------ Data extract

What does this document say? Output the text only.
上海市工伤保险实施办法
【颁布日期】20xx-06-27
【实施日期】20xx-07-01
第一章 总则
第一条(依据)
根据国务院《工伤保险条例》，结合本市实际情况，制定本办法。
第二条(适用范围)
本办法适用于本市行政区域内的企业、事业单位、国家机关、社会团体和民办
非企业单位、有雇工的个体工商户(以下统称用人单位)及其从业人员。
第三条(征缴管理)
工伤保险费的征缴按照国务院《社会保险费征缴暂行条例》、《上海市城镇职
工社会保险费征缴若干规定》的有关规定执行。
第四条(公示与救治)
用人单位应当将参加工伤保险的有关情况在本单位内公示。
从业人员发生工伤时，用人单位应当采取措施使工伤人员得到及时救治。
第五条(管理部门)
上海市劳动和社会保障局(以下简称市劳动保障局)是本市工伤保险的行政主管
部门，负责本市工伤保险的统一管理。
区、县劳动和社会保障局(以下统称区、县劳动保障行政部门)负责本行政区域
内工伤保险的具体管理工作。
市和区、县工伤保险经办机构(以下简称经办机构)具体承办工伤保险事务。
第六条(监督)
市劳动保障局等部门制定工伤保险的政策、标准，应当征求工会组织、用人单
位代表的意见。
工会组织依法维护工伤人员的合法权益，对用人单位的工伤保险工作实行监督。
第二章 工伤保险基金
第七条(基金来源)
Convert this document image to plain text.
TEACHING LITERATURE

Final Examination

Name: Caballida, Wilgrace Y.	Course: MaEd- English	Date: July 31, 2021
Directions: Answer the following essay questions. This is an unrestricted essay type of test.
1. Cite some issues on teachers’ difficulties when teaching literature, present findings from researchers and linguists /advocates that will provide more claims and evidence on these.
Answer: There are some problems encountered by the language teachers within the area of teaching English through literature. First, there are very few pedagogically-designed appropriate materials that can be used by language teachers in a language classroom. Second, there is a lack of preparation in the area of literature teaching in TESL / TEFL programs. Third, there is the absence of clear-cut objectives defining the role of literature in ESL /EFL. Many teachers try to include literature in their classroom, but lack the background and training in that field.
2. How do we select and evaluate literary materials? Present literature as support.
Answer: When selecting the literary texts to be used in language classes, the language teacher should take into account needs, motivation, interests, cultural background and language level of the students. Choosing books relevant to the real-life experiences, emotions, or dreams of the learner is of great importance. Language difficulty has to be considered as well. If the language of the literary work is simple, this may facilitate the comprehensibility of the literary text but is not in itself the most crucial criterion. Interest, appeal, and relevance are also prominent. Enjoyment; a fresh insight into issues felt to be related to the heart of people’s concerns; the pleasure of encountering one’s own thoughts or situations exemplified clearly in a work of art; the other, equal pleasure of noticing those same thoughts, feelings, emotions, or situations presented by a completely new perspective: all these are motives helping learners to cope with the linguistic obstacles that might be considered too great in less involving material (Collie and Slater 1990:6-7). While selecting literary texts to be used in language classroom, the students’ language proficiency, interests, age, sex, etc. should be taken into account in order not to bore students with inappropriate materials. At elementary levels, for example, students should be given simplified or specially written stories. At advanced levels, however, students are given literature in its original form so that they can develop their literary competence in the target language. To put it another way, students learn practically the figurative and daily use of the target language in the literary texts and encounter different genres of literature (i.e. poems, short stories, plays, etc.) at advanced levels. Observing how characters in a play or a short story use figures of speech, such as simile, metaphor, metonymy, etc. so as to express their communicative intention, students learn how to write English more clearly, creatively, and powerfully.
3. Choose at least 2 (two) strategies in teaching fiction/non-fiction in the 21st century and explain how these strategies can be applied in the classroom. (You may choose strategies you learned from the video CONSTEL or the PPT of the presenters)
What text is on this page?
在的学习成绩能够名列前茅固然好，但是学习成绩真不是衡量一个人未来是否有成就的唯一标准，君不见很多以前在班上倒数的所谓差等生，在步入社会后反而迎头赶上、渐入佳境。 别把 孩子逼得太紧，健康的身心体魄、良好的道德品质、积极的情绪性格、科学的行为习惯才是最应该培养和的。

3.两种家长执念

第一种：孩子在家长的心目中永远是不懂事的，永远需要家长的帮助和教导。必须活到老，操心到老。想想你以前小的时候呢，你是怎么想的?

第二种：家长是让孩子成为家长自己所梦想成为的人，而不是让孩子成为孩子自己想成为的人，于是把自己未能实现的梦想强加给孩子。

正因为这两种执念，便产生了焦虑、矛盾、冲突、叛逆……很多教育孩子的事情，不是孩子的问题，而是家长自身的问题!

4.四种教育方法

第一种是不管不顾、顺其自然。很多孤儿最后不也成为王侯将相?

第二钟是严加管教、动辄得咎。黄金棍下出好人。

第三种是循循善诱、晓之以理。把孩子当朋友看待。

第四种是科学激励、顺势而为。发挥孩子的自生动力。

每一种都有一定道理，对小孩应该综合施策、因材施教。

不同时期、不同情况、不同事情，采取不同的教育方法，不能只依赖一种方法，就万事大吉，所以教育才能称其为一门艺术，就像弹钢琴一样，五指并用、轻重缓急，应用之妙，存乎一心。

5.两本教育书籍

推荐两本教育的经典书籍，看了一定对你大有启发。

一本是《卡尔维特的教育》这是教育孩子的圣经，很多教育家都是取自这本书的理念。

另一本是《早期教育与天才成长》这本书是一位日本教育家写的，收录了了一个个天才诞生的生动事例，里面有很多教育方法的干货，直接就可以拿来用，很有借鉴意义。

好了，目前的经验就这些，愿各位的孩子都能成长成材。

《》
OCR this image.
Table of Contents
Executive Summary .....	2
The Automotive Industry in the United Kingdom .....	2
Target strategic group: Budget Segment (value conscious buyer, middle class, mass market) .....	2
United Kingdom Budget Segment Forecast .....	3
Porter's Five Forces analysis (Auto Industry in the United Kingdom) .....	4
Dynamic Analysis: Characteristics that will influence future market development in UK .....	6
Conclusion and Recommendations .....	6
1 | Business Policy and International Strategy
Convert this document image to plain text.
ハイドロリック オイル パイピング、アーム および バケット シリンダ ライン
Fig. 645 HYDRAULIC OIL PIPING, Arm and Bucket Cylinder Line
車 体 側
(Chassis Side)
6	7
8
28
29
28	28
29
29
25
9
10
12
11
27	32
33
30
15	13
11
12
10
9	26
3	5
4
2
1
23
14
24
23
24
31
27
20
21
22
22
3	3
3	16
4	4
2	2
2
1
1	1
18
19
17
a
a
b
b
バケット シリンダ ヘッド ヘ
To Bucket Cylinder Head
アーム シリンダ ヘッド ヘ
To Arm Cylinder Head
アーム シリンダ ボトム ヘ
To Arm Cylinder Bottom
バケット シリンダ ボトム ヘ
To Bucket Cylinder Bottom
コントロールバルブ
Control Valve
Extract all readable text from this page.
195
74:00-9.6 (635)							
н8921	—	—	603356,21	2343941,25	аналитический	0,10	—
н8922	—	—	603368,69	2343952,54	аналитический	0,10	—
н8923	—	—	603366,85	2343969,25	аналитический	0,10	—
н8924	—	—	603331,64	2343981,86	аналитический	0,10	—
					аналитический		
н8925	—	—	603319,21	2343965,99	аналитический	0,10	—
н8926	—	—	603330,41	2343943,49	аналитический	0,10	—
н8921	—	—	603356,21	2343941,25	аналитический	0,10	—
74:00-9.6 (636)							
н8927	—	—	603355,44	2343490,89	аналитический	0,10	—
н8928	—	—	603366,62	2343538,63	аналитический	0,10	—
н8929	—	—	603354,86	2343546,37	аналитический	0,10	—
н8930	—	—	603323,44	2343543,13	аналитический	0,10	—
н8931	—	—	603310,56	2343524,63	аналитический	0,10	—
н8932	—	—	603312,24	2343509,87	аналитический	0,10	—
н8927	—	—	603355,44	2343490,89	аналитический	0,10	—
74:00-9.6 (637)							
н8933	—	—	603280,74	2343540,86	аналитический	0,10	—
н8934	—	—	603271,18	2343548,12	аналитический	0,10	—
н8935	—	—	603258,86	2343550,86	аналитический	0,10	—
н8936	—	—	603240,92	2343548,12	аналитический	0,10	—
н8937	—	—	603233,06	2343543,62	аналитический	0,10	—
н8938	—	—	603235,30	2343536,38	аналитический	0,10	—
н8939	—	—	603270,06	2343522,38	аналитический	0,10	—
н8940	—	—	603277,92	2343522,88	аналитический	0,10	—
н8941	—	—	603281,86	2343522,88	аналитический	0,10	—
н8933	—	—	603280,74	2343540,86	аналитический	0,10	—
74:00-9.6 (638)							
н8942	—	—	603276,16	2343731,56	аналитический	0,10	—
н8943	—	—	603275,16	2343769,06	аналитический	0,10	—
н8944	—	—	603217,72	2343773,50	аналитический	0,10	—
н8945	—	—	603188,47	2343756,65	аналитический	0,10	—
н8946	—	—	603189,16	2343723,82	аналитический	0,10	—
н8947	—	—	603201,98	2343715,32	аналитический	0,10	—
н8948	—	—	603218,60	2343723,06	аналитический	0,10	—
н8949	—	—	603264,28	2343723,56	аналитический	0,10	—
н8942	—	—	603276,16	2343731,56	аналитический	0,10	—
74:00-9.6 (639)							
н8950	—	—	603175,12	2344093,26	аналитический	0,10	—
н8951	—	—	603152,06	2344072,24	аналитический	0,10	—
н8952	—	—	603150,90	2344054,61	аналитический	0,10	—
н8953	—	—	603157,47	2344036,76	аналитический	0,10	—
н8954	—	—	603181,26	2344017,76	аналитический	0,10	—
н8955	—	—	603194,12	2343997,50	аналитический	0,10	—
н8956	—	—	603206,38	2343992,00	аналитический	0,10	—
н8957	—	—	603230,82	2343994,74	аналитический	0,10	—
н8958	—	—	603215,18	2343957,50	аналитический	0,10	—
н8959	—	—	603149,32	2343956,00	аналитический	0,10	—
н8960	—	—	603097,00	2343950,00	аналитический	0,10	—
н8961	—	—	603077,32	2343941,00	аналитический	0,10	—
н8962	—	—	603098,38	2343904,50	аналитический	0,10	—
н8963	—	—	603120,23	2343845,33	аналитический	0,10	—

------------

* [Set task]
For each line of the listing that holds the word "シリンダ", show that line.

* [Solved exercise]
ハイドロリック オイル パイピング、アーム および バケット シリンダ ライン
バケット シリンダ ヘッド ヘ
アーム シリンダ ヘッド ヘ
アーム シリンダ ボトム ヘ
バケット シリンダ ボトム ヘ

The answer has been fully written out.